_Data listing_.
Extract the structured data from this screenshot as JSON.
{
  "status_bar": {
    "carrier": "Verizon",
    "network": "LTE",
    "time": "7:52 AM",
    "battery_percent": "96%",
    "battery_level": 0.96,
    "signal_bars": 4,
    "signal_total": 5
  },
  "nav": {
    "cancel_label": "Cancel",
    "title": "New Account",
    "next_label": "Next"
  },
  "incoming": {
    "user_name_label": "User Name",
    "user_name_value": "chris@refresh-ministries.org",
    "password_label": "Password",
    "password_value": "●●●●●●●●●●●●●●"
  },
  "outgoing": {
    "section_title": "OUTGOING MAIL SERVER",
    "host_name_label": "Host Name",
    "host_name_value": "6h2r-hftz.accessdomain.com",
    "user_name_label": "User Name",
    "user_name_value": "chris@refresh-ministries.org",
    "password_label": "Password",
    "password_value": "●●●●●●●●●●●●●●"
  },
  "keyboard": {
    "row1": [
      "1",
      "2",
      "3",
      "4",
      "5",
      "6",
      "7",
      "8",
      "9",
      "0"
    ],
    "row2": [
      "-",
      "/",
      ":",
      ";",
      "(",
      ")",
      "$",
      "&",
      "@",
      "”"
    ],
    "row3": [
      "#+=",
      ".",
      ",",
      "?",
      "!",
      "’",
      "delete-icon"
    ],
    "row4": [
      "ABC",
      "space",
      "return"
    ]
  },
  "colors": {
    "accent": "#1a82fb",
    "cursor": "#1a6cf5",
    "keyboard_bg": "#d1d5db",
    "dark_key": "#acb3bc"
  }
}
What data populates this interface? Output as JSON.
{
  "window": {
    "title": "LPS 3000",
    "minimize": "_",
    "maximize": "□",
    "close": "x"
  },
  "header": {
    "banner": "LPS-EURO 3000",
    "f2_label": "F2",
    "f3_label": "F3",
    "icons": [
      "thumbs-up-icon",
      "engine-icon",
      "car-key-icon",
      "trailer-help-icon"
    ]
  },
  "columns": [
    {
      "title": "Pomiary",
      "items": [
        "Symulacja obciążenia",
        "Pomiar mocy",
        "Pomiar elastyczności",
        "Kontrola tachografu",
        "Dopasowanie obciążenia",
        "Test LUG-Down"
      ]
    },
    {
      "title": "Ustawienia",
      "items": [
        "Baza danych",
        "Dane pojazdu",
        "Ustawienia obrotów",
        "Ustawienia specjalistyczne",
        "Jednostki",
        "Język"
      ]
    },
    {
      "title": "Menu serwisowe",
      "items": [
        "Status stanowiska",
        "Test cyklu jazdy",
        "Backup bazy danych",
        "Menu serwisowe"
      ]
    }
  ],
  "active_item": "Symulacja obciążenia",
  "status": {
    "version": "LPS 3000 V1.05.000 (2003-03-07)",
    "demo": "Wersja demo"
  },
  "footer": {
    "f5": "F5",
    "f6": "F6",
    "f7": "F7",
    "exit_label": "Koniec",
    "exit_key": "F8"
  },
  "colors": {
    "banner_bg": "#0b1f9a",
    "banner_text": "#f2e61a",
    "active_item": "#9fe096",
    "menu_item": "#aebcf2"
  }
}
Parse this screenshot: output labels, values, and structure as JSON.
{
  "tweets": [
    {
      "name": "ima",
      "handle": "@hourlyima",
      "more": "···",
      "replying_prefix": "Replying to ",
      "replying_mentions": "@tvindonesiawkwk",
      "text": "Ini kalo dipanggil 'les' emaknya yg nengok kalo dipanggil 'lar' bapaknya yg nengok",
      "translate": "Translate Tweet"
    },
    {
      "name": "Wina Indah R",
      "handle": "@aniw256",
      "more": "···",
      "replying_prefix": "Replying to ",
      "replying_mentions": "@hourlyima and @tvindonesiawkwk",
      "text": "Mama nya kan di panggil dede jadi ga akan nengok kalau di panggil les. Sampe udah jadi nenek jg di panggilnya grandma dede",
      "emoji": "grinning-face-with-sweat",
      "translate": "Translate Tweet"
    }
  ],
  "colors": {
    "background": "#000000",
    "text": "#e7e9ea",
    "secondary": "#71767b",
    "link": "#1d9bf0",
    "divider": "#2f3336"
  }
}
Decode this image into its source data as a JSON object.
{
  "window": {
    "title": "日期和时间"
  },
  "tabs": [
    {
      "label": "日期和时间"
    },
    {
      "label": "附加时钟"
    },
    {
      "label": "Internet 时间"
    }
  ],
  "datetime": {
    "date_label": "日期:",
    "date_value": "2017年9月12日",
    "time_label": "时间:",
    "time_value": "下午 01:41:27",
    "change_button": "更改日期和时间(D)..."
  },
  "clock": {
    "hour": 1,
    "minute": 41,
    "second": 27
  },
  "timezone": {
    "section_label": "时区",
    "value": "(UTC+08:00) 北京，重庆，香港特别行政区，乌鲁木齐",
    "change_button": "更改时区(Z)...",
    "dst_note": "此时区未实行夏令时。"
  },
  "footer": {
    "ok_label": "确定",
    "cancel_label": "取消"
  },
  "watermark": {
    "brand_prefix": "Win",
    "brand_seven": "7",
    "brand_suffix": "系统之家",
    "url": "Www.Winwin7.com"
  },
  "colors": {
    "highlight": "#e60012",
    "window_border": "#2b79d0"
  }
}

_What this task involves_.
Set all of the records down again, exactly as they stand.

_Exercise answer_.
Extract the structured data from this screenshot as JSON.
{
  "status_bar": {
    "carrier": "Verizon",
    "network": "LTE",
    "time": "7:52 AM",
    "battery_percent": "96%",
    "battery_level": 0.96,
    "signal_bars": 4,
    "signal_total": 5
  },
  "nav": {
    "cancel_label": "Cancel",
    "title": "New Account",
    "next_label": "Next"
  },
  "incoming": {
    "user_name_label": "User Name",
    "user_name_value": "chris@refresh-ministries.org",
    "password_label": "Password",
    "password_value": "●●●●●●●●●●●●●●"
  },
  "outgoing": {
    "section_title": "OUTGOING MAIL SERVER",
    "host_name_label": "Host Name",
    "host_name_value": "6h2r-hftz.accessdomain.com",
    "user_name_label": "User Name",
    "user_name_value": "chris@refresh-ministries.org",
    "password_label": "Password",
    "password_value": "●●●●●●●●●●●●●●"
  },
  "keyboard": {
    "row1": [
      "1",
      "2",
      "3",
      "4",
      "5",
      "6",
      "7",
      "8",
      "9",
      "0"
    ],
    "row2": [
      "-",
      "/",
      ":",
      ";",
      "(",
      ")",
      "$",
      "&",
      "@",
      "”"
    ],
    "row3": [
      "#+=",
      ".",
      ",",
      "?",
      "!",
      "’",
      "delete-icon"
    ],
    "row4": [
      "ABC",
      "space",
      "return"
    ]
  },
  "colors": {
    "accent": "#1a82fb",
    "cursor": "#1a6cf5",
    "keyboard_bg": "#d1d5db",
    "dark_key": "#acb3bc"
  }
}
What data populates this interface? Output as JSON.
{
  "window": {
    "title": "LPS 3000",
    "minimize": "_",
    "maximize": "□",
    "close": "x"
  },
  "header": {
    "banner": "LPS-EURO 3000",
    "f2_label": "F2",
    "f3_label": "F3",
    "icons": [
      "thumbs-up-icon",
      "engine-icon",
      "car-key-icon",
      "trailer-help-icon"
    ]
  },
  "columns": [
    {
      "title": "Pomiary",
      "items": [
        "Symulacja obciążenia",
        "Pomiar mocy",
        "Pomiar elastyczności",
        "Kontrola tachografu",
        "Dopasowanie obciążenia",
        "Test LUG-Down"
      ]
    },
    {
      "title": "Ustawienia",
      "items": [
        "Baza danych",
        "Dane pojazdu",
        "Ustawienia obrotów",
        "Ustawienia specjalistyczne",
        "Jednostki",
        "Język"
      ]
    },
    {
      "title": "Menu serwisowe",
      "items": [
        "Status stanowiska",
        "Test cyklu jazdy",
        "Backup bazy danych",
        "Menu serwisowe"
      ]
    }
  ],
  "active_item": "Symulacja obciążenia",
  "status": {
    "version": "LPS 3000 V1.05.000 (2003-03-07)",
    "demo": "Wersja demo"
  },
  "footer": {
    "f5": "F5",
    "f6": "F6",
    "f7": "F7",
    "exit_label": "Koniec",
    "exit_key": "F8"
  },
  "colors": {
    "banner_bg": "#0b1f9a",
    "banner_text": "#f2e61a",
    "active_item": "#9fe096",
    "menu_item": "#aebcf2"
  }
}
Parse this screenshot: output labels, values, and structure as JSON.
{
  "tweets": [
    {
      "name": "ima",
      "handle": "@hourlyima",
      "more": "···",
      "replying_prefix": "Replying to ",
      "replying_mentions": "@tvindonesiawkwk",
      "text": "Ini kalo dipanggil 'les' emaknya yg nengok kalo dipanggil 'lar' bapaknya yg nengok",
      "translate": "Translate Tweet"
    },
    {
      "name": "Wina Indah R",
      "handle": "@aniw256",
      "more": "···",
      "replying_prefix": "Replying to ",
      "replying_mentions": "@hourlyima and @tvindonesiawkwk",
      "text": "Mama nya kan di panggil dede jadi ga akan nengok kalau di panggil les. Sampe udah jadi nenek jg di panggilnya grandma dede",
      "emoji": "grinning-face-with-sweat",
      "translate": "Translate Tweet"
    }
  ],
  "colors": {
    "background": "#000000",
    "text": "#e7e9ea",
    "secondary": "#71767b",
    "link": "#1d9bf0",
    "divider": "#2f3336"
  }
}
Decode this image into its source data as a JSON object.
{
  "window": {
    "title": "日期和时间"
  },
  "tabs": [
    {
      "label": "日期和时间"
    },
    {
      "label": "附加时钟"
    },
    {
      "label": "Internet 时间"
    }
  ],
  "datetime": {
    "date_label": "日期:",
    "date_value": "2017年9月12日",
    "time_label": "时间:",
    "time_value": "下午 01:41:27",
    "change_button": "更改日期和时间(D)..."
  },
  "clock": {
    "hour": 1,
    "minute": 41,
    "second": 27
  },
  "timezone": {
    "section_label": "时区",
    "value": "(UTC+08:00) 北京，重庆，香港特别行政区，乌鲁木齐",
    "change_button": "更改时区(Z)...",
    "dst_note": "此时区未实行夏令时。"
  },
  "footer": {
    "ok_label": "确定",
    "cancel_label": "取消"
  },
  "watermark": {
    "brand_prefix": "Win",
    "brand_seven": "7",
    "brand_suffix": "系统之家",
    "url": "Www.Winwin7.com"
  },
  "colors": {
    "highlight": "#e60012",
    "window_border": "#2b79d0"
  }
}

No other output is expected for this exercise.